▸ PROMPT A: Copy these rows exactly, starting at the line that contains "- author-signature: Ранько" and ending after the line that contains "List each element".
>> Begin PASSAGE PROVIDED
In Hamilton , the defendant was asked for identification and responded, "I'm not telling you anything," whereupon he was arrested for obstructing. See Hamilton , 120 Wis.2d at 534, 356 N.W.2d at 170. The court concluded that evidence of the defendant's refusal to identify himself to officers was insufficient to constitute obstructing, primarily because the information sought by police — the defendant's identity — was "readily available" from another person on the scene. See id. at 544, 356 N.W.2d at 175.

These cases can be summed up as follows: mere silence, or a refusal to identify oneself to police officers — especially where the State has not shown how the refusal may have affected the officers — will not, without more, establish a violation of § 946.41, STATS. See Henes , 194 Wis.2d at 354, 533 N.W.2d at 808; Hamilton , 120 Wis.2d at 543, 356 N.W.2d at 175. The case at bar, however, does not involve mere silence, or a refusal to provide requested information that is readily available from another person at the scene. Rather, Sherrod exited the vehicle and took off running; he was not a passive or silent observer to an investigation. His conduct delayed and impeded Neiman in the performance of his duties in attempting to conduct a Terry stop investigation.
>> End PASSAGE PROVIDED
▸ PROMPT B: Shorten the paragraph of the court opinion that begins "These cases can be summed up" while keeping its main facts.
>> Begin AVAILABLE RECORDS
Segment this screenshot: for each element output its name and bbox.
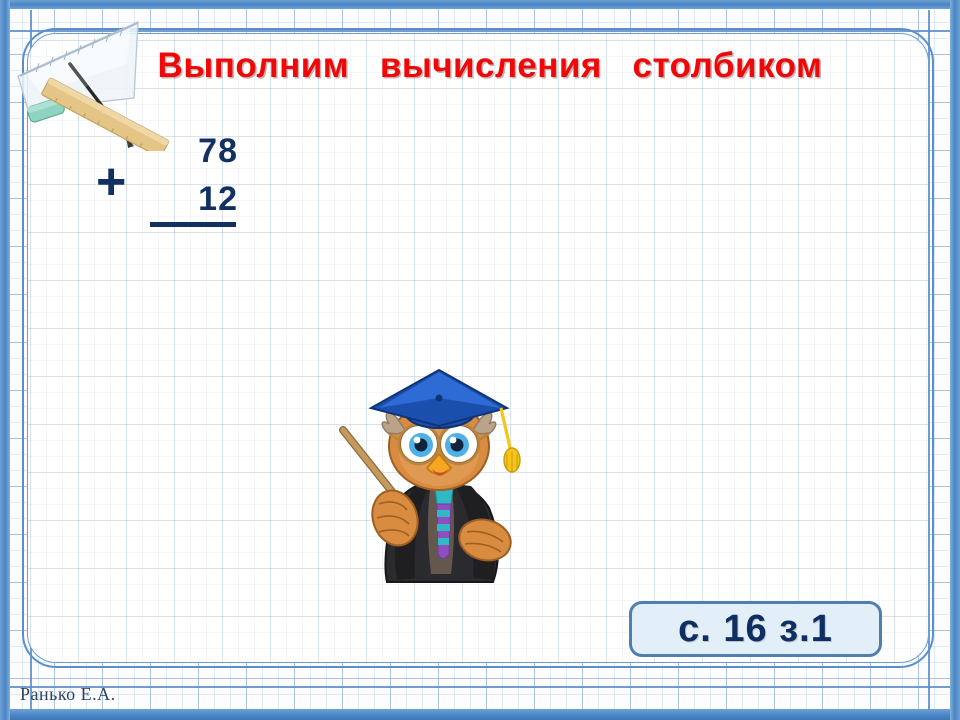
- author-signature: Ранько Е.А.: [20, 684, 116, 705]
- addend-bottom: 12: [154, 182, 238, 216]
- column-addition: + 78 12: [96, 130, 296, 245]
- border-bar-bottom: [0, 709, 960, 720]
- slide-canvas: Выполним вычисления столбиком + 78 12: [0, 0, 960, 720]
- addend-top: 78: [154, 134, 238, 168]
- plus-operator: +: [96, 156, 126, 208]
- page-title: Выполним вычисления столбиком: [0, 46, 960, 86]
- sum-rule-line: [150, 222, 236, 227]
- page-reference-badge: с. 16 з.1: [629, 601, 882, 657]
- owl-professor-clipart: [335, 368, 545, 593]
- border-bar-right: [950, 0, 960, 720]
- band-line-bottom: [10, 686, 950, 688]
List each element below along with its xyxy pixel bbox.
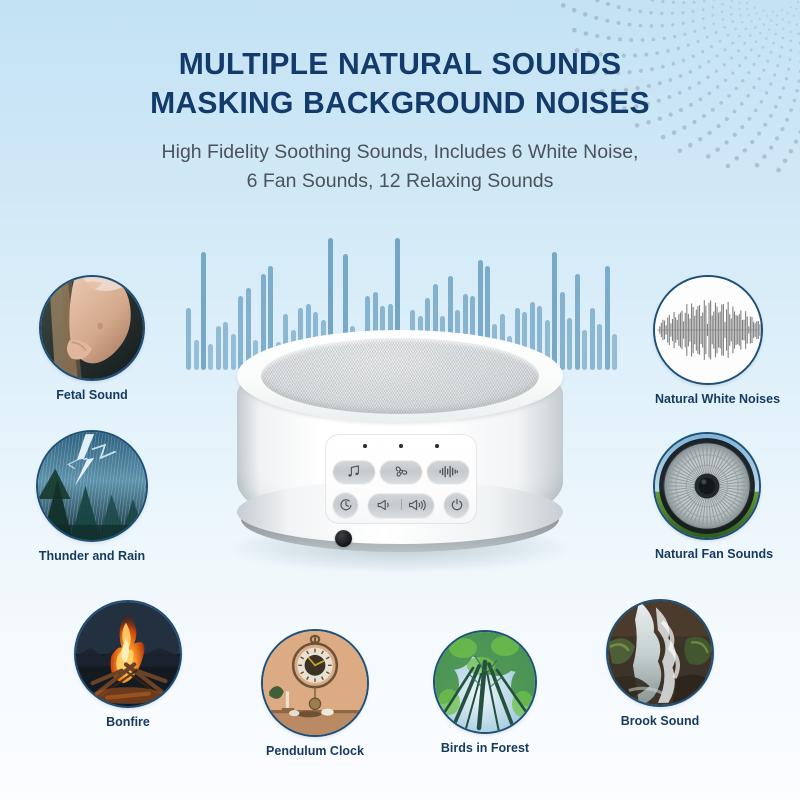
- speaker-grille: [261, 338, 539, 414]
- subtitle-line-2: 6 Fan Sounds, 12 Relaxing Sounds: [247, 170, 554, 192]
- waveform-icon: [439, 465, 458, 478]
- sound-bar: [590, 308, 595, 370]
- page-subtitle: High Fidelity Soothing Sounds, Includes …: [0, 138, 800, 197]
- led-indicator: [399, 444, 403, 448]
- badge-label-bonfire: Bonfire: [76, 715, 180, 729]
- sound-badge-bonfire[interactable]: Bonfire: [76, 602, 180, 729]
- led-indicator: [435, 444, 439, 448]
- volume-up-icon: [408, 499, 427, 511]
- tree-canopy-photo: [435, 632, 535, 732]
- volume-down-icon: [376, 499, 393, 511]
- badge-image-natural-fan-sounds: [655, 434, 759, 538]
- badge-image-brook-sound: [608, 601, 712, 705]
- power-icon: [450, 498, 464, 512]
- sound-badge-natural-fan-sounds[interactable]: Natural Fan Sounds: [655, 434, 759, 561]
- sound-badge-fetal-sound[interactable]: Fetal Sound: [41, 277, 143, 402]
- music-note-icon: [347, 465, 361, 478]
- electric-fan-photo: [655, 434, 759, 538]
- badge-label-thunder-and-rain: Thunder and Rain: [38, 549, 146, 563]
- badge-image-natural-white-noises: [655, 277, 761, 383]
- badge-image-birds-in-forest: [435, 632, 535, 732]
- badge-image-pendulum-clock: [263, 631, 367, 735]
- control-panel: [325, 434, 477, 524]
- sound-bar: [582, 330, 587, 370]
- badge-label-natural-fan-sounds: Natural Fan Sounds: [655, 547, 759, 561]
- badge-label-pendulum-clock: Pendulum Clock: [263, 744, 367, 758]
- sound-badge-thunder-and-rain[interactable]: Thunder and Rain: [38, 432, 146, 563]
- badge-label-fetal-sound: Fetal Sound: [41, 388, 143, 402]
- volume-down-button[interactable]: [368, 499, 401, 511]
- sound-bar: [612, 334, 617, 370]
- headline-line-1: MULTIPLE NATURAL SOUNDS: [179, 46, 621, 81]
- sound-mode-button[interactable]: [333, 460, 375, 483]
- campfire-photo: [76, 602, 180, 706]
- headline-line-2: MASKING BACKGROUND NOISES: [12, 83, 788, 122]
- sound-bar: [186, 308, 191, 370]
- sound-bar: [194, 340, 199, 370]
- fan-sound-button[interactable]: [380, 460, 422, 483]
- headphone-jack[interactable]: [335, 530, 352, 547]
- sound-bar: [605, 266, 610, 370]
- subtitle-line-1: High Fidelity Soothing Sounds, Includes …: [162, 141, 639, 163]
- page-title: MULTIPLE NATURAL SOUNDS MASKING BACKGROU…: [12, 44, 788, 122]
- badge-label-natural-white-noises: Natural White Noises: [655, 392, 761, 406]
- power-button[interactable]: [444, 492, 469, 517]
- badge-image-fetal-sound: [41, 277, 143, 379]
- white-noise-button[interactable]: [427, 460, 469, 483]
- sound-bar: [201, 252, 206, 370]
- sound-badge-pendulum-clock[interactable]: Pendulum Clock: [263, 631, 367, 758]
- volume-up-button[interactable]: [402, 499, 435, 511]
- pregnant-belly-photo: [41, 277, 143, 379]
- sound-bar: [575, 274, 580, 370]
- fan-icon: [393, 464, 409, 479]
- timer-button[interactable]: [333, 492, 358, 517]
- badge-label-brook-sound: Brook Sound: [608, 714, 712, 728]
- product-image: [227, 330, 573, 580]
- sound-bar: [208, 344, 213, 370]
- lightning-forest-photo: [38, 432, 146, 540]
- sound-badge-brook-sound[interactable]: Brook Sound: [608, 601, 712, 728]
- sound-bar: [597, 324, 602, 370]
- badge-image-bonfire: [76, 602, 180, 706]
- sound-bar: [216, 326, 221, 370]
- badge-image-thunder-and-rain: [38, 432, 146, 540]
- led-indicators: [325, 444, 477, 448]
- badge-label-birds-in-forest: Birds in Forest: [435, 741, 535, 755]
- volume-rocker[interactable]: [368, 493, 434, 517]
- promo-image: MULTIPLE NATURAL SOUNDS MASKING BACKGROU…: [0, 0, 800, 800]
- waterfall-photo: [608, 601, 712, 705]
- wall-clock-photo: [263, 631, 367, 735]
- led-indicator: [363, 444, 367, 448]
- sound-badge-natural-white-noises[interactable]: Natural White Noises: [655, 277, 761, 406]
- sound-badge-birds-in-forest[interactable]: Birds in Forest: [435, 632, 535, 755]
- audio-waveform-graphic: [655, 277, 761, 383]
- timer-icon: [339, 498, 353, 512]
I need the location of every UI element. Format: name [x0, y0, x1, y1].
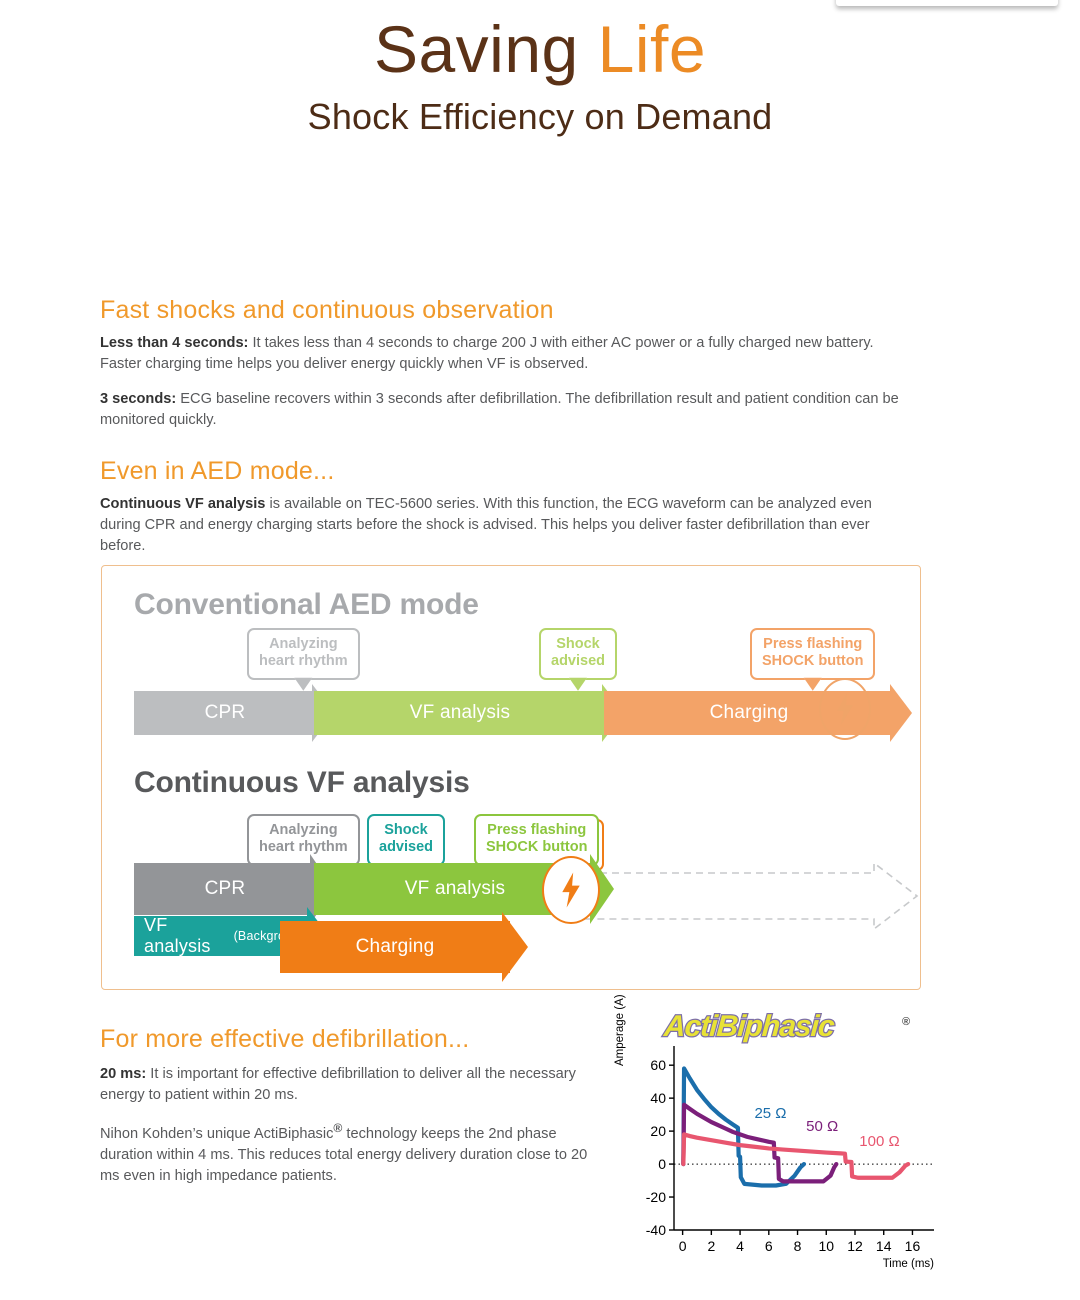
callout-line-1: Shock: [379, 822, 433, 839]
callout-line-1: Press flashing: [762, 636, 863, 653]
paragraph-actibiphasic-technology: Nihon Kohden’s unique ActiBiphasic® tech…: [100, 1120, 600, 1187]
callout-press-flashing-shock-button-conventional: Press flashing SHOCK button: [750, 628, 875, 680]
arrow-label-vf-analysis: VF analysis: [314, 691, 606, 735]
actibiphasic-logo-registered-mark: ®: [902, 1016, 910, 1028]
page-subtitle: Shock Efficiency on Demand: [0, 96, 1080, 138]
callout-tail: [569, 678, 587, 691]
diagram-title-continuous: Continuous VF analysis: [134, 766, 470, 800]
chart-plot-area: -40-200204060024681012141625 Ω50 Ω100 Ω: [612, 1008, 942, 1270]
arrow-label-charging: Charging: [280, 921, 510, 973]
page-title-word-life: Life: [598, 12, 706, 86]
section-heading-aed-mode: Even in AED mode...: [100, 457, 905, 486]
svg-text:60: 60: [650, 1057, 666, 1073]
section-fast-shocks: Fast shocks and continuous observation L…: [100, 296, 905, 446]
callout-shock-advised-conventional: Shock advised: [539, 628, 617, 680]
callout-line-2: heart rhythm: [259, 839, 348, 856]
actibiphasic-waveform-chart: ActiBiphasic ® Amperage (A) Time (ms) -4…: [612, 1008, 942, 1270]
>> End AVAILABLE RECORDS
▸ RESULT A:
- author-signature: Ранько Е.А.: [20, 684, 116, 705]
- addend-bottom: 12: [154, 182, 238, 216]
- column-addition: + 78 12: [96, 130, 296, 245]
- border-bar-bottom: [0, 709, 960, 720]
- slide-canvas: Выполним вычисления столбиком + 78 12: [0, 0, 960, 720]
- addend-top: 78: [154, 134, 238, 168]
- plus-operator: +: [96, 156, 126, 208]
- page-title: Выполним вычисления столбиком: [0, 46, 960, 86]
- sum-rule-line: [150, 222, 236, 227]
- page-reference-badge: с. 16 з.1: [629, 601, 882, 657]
- owl-professor-clipart: [335, 368, 545, 593]
- border-bar-right: [950, 0, 960, 720]
- band-line-bottom: [10, 686, 950, 688]
List each element below along with its xyxy pixel bbox.

▸ RESULT B: Under these cases, mere silence or a refusal to identify oneself to police does not, without more, violate § 946.41, STATS., especially when the State has not shown how the refusal affected the officers (Henes; Hamilton). This case differs. It involves neither silence nor a refusal to give information readily available from another person at the scene. Sherrod left the vehicle and ran instead of remaining a passive or silent observer. That conduct delayed and impeded Neiman as he attempted a Terry stop investigation.